**WHAT YOU SHOULD DO:** Skip the images. Copy the records exactly as written.

#### INPUT ROWS

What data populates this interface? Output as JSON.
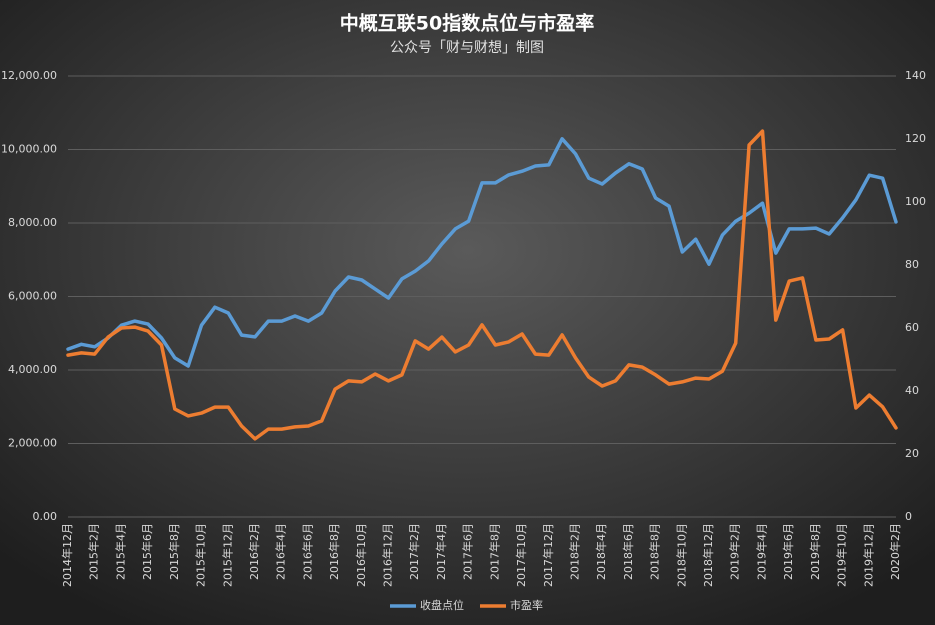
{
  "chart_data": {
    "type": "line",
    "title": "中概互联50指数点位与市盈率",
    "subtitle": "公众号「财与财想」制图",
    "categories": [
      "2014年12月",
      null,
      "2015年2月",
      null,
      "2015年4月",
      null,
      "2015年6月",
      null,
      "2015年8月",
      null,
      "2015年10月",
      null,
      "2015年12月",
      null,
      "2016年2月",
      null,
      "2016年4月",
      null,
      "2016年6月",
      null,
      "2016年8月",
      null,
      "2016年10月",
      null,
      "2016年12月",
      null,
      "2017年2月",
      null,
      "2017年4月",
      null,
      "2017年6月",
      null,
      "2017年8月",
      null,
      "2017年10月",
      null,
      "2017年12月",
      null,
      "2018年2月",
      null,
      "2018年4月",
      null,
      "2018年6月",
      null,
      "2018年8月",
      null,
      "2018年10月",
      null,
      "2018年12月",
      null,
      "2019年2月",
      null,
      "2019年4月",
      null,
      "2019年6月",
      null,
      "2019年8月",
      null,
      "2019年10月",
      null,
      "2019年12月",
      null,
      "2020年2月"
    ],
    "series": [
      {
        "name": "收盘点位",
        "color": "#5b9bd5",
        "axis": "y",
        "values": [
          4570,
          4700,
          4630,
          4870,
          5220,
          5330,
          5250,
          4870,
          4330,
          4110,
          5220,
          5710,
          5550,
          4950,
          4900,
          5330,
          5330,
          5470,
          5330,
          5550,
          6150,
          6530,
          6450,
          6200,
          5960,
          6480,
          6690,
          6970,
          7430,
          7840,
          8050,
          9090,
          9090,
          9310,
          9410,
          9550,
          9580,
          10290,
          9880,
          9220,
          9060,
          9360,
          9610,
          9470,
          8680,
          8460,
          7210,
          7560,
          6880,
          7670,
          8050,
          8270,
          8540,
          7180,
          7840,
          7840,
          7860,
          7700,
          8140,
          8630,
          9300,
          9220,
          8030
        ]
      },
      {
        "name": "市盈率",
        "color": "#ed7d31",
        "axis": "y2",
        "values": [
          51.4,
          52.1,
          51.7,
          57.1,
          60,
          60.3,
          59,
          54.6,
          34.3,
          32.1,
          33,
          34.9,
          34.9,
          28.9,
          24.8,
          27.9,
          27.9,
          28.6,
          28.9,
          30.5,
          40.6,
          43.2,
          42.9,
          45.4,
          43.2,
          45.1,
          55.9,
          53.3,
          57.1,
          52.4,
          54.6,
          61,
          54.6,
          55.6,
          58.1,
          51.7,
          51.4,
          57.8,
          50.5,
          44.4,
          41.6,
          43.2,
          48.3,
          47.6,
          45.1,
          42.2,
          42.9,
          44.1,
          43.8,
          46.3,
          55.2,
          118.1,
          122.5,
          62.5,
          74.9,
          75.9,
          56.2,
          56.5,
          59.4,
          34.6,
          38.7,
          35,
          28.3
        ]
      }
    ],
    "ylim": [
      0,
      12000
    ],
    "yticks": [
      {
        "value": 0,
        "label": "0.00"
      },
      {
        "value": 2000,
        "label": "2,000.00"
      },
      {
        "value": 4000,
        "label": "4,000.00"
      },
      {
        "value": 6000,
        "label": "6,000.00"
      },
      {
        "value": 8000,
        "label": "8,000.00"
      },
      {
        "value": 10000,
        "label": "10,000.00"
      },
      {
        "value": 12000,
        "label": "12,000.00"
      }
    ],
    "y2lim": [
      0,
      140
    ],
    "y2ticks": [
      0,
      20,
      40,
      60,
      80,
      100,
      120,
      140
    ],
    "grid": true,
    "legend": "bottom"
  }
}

########

**REPLY TO THE EXERCISE:**
What data populates this interface? Output as JSON.
{
  "chart_data": {
    "type": "line",
    "title": "中概互联50指数点位与市盈率",
    "subtitle": "公众号「财与财想」制图",
    "categories": [
      "2014年12月",
      null,
      "2015年2月",
      null,
      "2015年4月",
      null,
      "2015年6月",
      null,
      "2015年8月",
      null,
      "2015年10月",
      null,
      "2015年12月",
      null,
      "2016年2月",
      null,
      "2016年4月",
      null,
      "2016年6月",
      null,
      "2016年8月",
      null,
      "2016年10月",
      null,
      "2016年12月",
      null,
      "2017年2月",
      null,
      "2017年4月",
      null,
      "2017年6月",
      null,
      "2017年8月",
      null,
      "2017年10月",
      null,
      "2017年12月",
      null,
      "2018年2月",
      null,
      "2018年4月",
      null,
      "2018年6月",
      null,
      "2018年8月",
      null,
      "2018年10月",
      null,
      "2018年12月",
      null,
      "2019年2月",
      null,
      "2019年4月",
      null,
      "2019年6月",
      null,
      "2019年8月",
      null,
      "2019年10月",
      null,
      "2019年12月",
      null,
      "2020年2月"
    ],
    "series": [
      {
        "name": "收盘点位",
        "color": "#5b9bd5",
        "axis": "y",
        "values": [
          4570,
          4700,
          4630,
          4870,
          5220,
          5330,
          5250,
          4870,
          4330,
          4110,
          5220,
          5710,
          5550,
          4950,
          4900,
          5330,
          5330,
          5470,
          5330,
          5550,
          6150,
          6530,
          6450,
          6200,
          5960,
          6480,
          6690,
          6970,
          7430,
          7840,
          8050,
          9090,
          9090,
          9310,
          9410,
          9550,
          9580,
          10290,
          9880,
          9220,
          9060,
          9360,
          9610,
          9470,
          8680,
          8460,
          7210,
          7560,
          6880,
          7670,
          8050,
          8270,
          8540,
          7180,
          7840,
          7840,
          7860,
          7700,
          8140,
          8630,
          9300,
          9220,
          8030
        ]
      },
      {
        "name": "市盈率",
        "color": "#ed7d31",
        "axis": "y2",
        "values": [
          51.4,
          52.1,
          51.7,
          57.1,
          60,
          60.3,
          59,
          54.6,
          34.3,
          32.1,
          33,
          34.9,
          34.9,
          28.9,
          24.8,
          27.9,
          27.9,
          28.6,
          28.9,
          30.5,
          40.6,
          43.2,
          42.9,
          45.4,
          43.2,
          45.1,
          55.9,
          53.3,
          57.1,
          52.4,
          54.6,
          61,
          54.6,
          55.6,
          58.1,
          51.7,
          51.4,
          57.8,
          50.5,
          44.4,
          41.6,
          43.2,
          48.3,
          47.6,
          45.1,
          42.2,
          42.9,
          44.1,
          43.8,
          46.3,
          55.2,
          118.1,
          122.5,
          62.5,
          74.9,
          75.9,
          56.2,
          56.5,
          59.4,
          34.6,
          38.7,
          35,
          28.3
        ]
      }
    ],
    "ylim": [
      0,
      12000
    ],
    "yticks": [
      {
        "value": 0,
        "label": "0.00"
      },
      {
        "value": 2000,
        "label": "2,000.00"
      },
      {
        "value": 4000,
        "label": "4,000.00"
      },
      {
        "value": 6000,
        "label": "6,000.00"
      },
      {
        "value": 8000,
        "label": "8,000.00"
      },
      {
        "value": 10000,
        "label": "10,000.00"
      },
      {
        "value": 12000,
        "label": "12,000.00"
      }
    ],
    "y2lim": [
      0,
      140
    ],
    "y2ticks": [
      0,
      20,
      40,
      60,
      80,
      100,
      120,
      140
    ],
    "grid": true,
    "legend": "bottom"
  }
}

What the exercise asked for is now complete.